> Records about charts and figures
◆ ◆ ◆

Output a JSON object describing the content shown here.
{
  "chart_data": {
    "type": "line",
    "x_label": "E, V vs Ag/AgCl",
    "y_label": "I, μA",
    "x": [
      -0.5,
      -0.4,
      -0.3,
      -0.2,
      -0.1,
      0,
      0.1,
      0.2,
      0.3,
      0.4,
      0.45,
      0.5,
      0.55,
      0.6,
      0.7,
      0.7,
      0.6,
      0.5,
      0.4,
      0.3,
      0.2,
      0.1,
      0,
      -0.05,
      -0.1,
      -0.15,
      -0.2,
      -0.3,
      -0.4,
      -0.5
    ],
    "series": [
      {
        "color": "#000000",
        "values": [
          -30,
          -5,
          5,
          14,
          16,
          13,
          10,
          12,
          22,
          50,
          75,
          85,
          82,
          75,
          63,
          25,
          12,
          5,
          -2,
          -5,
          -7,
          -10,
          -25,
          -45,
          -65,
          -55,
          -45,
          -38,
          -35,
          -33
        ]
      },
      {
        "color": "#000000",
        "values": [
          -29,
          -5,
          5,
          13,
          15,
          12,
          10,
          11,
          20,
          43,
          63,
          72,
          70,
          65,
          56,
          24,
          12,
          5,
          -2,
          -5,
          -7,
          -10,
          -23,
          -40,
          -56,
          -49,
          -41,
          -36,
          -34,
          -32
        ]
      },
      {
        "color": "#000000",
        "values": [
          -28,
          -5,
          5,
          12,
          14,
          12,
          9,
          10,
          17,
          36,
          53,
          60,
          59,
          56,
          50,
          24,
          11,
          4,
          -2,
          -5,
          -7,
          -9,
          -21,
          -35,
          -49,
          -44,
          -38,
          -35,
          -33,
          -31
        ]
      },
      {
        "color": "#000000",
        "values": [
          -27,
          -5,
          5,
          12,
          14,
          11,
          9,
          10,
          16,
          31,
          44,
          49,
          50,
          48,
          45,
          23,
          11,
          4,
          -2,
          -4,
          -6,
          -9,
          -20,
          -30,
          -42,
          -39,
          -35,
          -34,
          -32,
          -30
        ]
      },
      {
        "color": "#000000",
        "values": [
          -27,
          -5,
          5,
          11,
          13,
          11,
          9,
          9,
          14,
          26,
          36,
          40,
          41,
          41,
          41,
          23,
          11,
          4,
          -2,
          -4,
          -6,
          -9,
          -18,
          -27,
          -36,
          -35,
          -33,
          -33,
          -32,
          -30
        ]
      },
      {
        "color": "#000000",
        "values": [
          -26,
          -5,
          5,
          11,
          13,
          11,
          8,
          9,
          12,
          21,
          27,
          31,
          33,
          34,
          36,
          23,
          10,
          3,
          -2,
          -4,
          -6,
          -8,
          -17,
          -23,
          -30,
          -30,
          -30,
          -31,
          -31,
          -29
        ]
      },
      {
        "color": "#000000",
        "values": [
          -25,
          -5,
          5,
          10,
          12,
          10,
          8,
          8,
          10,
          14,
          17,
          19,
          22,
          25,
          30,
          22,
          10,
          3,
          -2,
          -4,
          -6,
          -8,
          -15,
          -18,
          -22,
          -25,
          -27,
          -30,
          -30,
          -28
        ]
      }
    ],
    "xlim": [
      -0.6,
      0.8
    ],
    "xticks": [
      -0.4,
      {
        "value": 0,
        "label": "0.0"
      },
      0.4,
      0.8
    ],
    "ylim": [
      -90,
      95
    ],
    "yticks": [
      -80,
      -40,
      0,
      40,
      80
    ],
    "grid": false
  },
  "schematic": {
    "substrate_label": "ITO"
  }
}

◆ ◆ ◆

> Stated goal
Output the complete data exactly as written.

> Correct output
Output a JSON object describing the content shown here.
{
  "chart_data": {
    "type": "line",
    "x_label": "E, V vs Ag/AgCl",
    "y_label": "I, μA",
    "x": [
      -0.5,
      -0.4,
      -0.3,
      -0.2,
      -0.1,
      0,
      0.1,
      0.2,
      0.3,
      0.4,
      0.45,
      0.5,
      0.55,
      0.6,
      0.7,
      0.7,
      0.6,
      0.5,
      0.4,
      0.3,
      0.2,
      0.1,
      0,
      -0.05,
      -0.1,
      -0.15,
      -0.2,
      -0.3,
      -0.4,
      -0.5
    ],
    "series": [
      {
        "color": "#000000",
        "values": [
          -30,
          -5,
          5,
          14,
          16,
          13,
          10,
          12,
          22,
          50,
          75,
          85,
          82,
          75,
          63,
          25,
          12,
          5,
          -2,
          -5,
          -7,
          -10,
          -25,
          -45,
          -65,
          -55,
          -45,
          -38,
          -35,
          -33
        ]
      },
      {
        "color": "#000000",
        "values": [
          -29,
          -5,
          5,
          13,
          15,
          12,
          10,
          11,
          20,
          43,
          63,
          72,
          70,
          65,
          56,
          24,
          12,
          5,
          -2,
          -5,
          -7,
          -10,
          -23,
          -40,
          -56,
          -49,
          -41,
          -36,
          -34,
          -32
        ]
      },
      {
        "color": "#000000",
        "values": [
          -28,
          -5,
          5,
          12,
          14,
          12,
          9,
          10,
          17,
          36,
          53,
          60,
          59,
          56,
          50,
          24,
          11,
          4,
          -2,
          -5,
          -7,
          -9,
          -21,
          -35,
          -49,
          -44,
          -38,
          -35,
          -33,
          -31
        ]
      },
      {
        "color": "#000000",
        "values": [
          -27,
          -5,
          5,
          12,
          14,
          11,
          9,
          10,
          16,
          31,
          44,
          49,
          50,
          48,
          45,
          23,
          11,
          4,
          -2,
          -4,
          -6,
          -9,
          -20,
          -30,
          -42,
          -39,
          -35,
          -34,
          -32,
          -30
        ]
      },
      {
        "color": "#000000",
        "values": [
          -27,
          -5,
          5,
          11,
          13,
          11,
          9,
          9,
          14,
          26,
          36,
          40,
          41,
          41,
          41,
          23,
          11,
          4,
          -2,
          -4,
          -6,
          -9,
          -18,
          -27,
          -36,
          -35,
          -33,
          -33,
          -32,
          -30
        ]
      },
      {
        "color": "#000000",
        "values": [
          -26,
          -5,
          5,
          11,
          13,
          11,
          8,
          9,
          12,
          21,
          27,
          31,
          33,
          34,
          36,
          23,
          10,
          3,
          -2,
          -4,
          -6,
          -8,
          -17,
          -23,
          -30,
          -30,
          -30,
          -31,
          -31,
          -29
        ]
      },
      {
        "color": "#000000",
        "values": [
          -25,
          -5,
          5,
          10,
          12,
          10,
          8,
          8,
          10,
          14,
          17,
          19,
          22,
          25,
          30,
          22,
          10,
          3,
          -2,
          -4,
          -6,
          -8,
          -15,
          -18,
          -22,
          -25,
          -27,
          -30,
          -30,
          -28
        ]
      }
    ],
    "xlim": [
      -0.6,
      0.8
    ],
    "xticks": [
      -0.4,
      {
        "value": 0,
        "label": "0.0"
      },
      0.4,
      0.8
    ],
    "ylim": [
      -90,
      95
    ],
    "yticks": [
      -80,
      -40,
      0,
      40,
      80
    ],
    "grid": false
  },
  "schematic": {
    "substrate_label": "ITO"
  }
}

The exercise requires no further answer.